◆ Material

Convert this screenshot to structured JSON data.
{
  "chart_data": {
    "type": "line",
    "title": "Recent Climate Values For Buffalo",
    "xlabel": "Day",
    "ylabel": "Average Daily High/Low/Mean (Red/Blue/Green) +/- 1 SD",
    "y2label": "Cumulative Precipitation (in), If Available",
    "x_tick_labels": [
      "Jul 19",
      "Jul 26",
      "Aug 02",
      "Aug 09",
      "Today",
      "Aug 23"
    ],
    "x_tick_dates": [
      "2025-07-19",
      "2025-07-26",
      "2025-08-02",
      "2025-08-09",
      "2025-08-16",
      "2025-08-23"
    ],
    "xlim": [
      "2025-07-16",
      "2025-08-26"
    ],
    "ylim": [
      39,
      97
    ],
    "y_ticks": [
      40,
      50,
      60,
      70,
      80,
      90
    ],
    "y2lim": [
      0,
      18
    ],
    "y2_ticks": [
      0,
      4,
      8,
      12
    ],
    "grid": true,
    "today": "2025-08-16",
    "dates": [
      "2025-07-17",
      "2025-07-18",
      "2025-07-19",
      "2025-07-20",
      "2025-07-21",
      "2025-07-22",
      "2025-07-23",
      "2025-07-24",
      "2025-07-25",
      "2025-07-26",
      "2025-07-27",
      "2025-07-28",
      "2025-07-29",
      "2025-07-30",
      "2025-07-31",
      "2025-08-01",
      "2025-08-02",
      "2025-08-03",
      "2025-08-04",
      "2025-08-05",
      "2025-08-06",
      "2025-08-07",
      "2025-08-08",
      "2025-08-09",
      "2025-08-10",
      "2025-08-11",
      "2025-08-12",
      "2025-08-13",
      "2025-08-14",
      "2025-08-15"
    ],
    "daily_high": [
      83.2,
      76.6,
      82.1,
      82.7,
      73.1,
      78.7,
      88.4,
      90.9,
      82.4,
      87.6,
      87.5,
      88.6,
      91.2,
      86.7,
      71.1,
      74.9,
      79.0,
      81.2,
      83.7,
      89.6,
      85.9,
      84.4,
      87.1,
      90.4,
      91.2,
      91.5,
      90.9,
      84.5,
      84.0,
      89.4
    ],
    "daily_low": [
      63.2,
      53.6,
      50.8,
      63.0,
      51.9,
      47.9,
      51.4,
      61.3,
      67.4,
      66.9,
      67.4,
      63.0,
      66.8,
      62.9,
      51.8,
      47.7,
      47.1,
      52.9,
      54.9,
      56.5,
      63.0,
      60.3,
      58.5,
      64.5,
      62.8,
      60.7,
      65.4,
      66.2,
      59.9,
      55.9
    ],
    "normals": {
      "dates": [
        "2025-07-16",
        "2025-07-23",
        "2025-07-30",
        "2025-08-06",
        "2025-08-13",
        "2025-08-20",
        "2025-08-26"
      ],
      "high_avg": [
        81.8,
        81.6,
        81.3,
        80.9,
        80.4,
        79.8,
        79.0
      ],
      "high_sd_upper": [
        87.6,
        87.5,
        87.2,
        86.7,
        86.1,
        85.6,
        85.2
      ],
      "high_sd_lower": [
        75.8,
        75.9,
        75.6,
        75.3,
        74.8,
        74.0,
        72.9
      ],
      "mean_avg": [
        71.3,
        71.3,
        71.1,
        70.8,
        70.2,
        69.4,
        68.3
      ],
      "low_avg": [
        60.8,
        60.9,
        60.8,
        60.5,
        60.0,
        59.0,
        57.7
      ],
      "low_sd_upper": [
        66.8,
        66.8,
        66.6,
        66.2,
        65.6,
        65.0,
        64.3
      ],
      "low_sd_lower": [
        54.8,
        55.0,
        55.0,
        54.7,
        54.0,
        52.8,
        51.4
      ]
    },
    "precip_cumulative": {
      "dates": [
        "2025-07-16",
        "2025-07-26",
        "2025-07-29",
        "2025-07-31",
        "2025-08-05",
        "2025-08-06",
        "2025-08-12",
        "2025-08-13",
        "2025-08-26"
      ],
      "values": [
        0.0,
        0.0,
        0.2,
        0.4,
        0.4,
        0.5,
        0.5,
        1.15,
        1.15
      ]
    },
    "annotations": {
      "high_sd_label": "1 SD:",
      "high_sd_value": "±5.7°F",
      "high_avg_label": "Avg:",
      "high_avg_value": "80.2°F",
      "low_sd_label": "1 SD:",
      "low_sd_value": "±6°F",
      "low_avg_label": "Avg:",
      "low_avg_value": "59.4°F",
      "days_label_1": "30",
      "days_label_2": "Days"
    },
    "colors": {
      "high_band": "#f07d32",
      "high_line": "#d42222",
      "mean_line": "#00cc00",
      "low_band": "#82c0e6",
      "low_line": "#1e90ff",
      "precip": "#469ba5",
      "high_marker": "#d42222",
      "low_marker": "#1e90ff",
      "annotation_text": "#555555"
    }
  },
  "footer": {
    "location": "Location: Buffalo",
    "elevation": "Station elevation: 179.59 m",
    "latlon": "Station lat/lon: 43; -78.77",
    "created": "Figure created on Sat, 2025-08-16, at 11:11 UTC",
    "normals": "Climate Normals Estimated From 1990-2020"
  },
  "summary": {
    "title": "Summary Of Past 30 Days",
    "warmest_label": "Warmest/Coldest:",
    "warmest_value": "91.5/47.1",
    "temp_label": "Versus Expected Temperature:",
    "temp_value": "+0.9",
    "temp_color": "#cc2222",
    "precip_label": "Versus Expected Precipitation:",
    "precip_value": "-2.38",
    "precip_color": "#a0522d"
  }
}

◆ Work to be completed
Write out every record verbatim.

◆ Task answer
Convert this screenshot to structured JSON data.
{
  "chart_data": {
    "type": "line",
    "title": "Recent Climate Values For Buffalo",
    "xlabel": "Day",
    "ylabel": "Average Daily High/Low/Mean (Red/Blue/Green) +/- 1 SD",
    "y2label": "Cumulative Precipitation (in), If Available",
    "x_tick_labels": [
      "Jul 19",
      "Jul 26",
      "Aug 02",
      "Aug 09",
      "Today",
      "Aug 23"
    ],
    "x_tick_dates": [
      "2025-07-19",
      "2025-07-26",
      "2025-08-02",
      "2025-08-09",
      "2025-08-16",
      "2025-08-23"
    ],
    "xlim": [
      "2025-07-16",
      "2025-08-26"
    ],
    "ylim": [
      39,
      97
    ],
    "y_ticks": [
      40,
      50,
      60,
      70,
      80,
      90
    ],
    "y2lim": [
      0,
      18
    ],
    "y2_ticks": [
      0,
      4,
      8,
      12
    ],
    "grid": true,
    "today": "2025-08-16",
    "dates": [
      "2025-07-17",
      "2025-07-18",
      "2025-07-19",
      "2025-07-20",
      "2025-07-21",
      "2025-07-22",
      "2025-07-23",
      "2025-07-24",
      "2025-07-25",
      "2025-07-26",
      "2025-07-27",
      "2025-07-28",
      "2025-07-29",
      "2025-07-30",
      "2025-07-31",
      "2025-08-01",
      "2025-08-02",
      "2025-08-03",
      "2025-08-04",
      "2025-08-05",
      "2025-08-06",
      "2025-08-07",
      "2025-08-08",
      "2025-08-09",
      "2025-08-10",
      "2025-08-11",
      "2025-08-12",
      "2025-08-13",
      "2025-08-14",
      "2025-08-15"
    ],
    "daily_high": [
      83.2,
      76.6,
      82.1,
      82.7,
      73.1,
      78.7,
      88.4,
      90.9,
      82.4,
      87.6,
      87.5,
      88.6,
      91.2,
      86.7,
      71.1,
      74.9,
      79.0,
      81.2,
      83.7,
      89.6,
      85.9,
      84.4,
      87.1,
      90.4,
      91.2,
      91.5,
      90.9,
      84.5,
      84.0,
      89.4
    ],
    "daily_low": [
      63.2,
      53.6,
      50.8,
      63.0,
      51.9,
      47.9,
      51.4,
      61.3,
      67.4,
      66.9,
      67.4,
      63.0,
      66.8,
      62.9,
      51.8,
      47.7,
      47.1,
      52.9,
      54.9,
      56.5,
      63.0,
      60.3,
      58.5,
      64.5,
      62.8,
      60.7,
      65.4,
      66.2,
      59.9,
      55.9
    ],
    "normals": {
      "dates": [
        "2025-07-16",
        "2025-07-23",
        "2025-07-30",
        "2025-08-06",
        "2025-08-13",
        "2025-08-20",
        "2025-08-26"
      ],
      "high_avg": [
        81.8,
        81.6,
        81.3,
        80.9,
        80.4,
        79.8,
        79.0
      ],
      "high_sd_upper": [
        87.6,
        87.5,
        87.2,
        86.7,
        86.1,
        85.6,
        85.2
      ],
      "high_sd_lower": [
        75.8,
        75.9,
        75.6,
        75.3,
        74.8,
        74.0,
        72.9
      ],
      "mean_avg": [
        71.3,
        71.3,
        71.1,
        70.8,
        70.2,
        69.4,
        68.3
      ],
      "low_avg": [
        60.8,
        60.9,
        60.8,
        60.5,
        60.0,
        59.0,
        57.7
      ],
      "low_sd_upper": [
        66.8,
        66.8,
        66.6,
        66.2,
        65.6,
        65.0,
        64.3
      ],
      "low_sd_lower": [
        54.8,
        55.0,
        55.0,
        54.7,
        54.0,
        52.8,
        51.4
      ]
    },
    "precip_cumulative": {
      "dates": [
        "2025-07-16",
        "2025-07-26",
        "2025-07-29",
        "2025-07-31",
        "2025-08-05",
        "2025-08-06",
        "2025-08-12",
        "2025-08-13",
        "2025-08-26"
      ],
      "values": [
        0.0,
        0.0,
        0.2,
        0.4,
        0.4,
        0.5,
        0.5,
        1.15,
        1.15
      ]
    },
    "annotations": {
      "high_sd_label": "1 SD:",
      "high_sd_value": "±5.7°F",
      "high_avg_label": "Avg:",
      "high_avg_value": "80.2°F",
      "low_sd_label": "1 SD:",
      "low_sd_value": "±6°F",
      "low_avg_label": "Avg:",
      "low_avg_value": "59.4°F",
      "days_label_1": "30",
      "days_label_2": "Days"
    },
    "colors": {
      "high_band": "#f07d32",
      "high_line": "#d42222",
      "mean_line": "#00cc00",
      "low_band": "#82c0e6",
      "low_line": "#1e90ff",
      "precip": "#469ba5",
      "high_marker": "#d42222",
      "low_marker": "#1e90ff",
      "annotation_text": "#555555"
    }
  },
  "footer": {
    "location": "Location: Buffalo",
    "elevation": "Station elevation: 179.59 m",
    "latlon": "Station lat/lon: 43; -78.77",
    "created": "Figure created on Sat, 2025-08-16, at 11:11 UTC",
    "normals": "Climate Normals Estimated From 1990-2020"
  },
  "summary": {
    "title": "Summary Of Past 30 Days",
    "warmest_label": "Warmest/Coldest:",
    "warmest_value": "91.5/47.1",
    "temp_label": "Versus Expected Temperature:",
    "temp_value": "+0.9",
    "temp_color": "#cc2222",
    "precip_label": "Versus Expected Precipitation:",
    "precip_value": "-2.38",
    "precip_color": "#a0522d"
  }
}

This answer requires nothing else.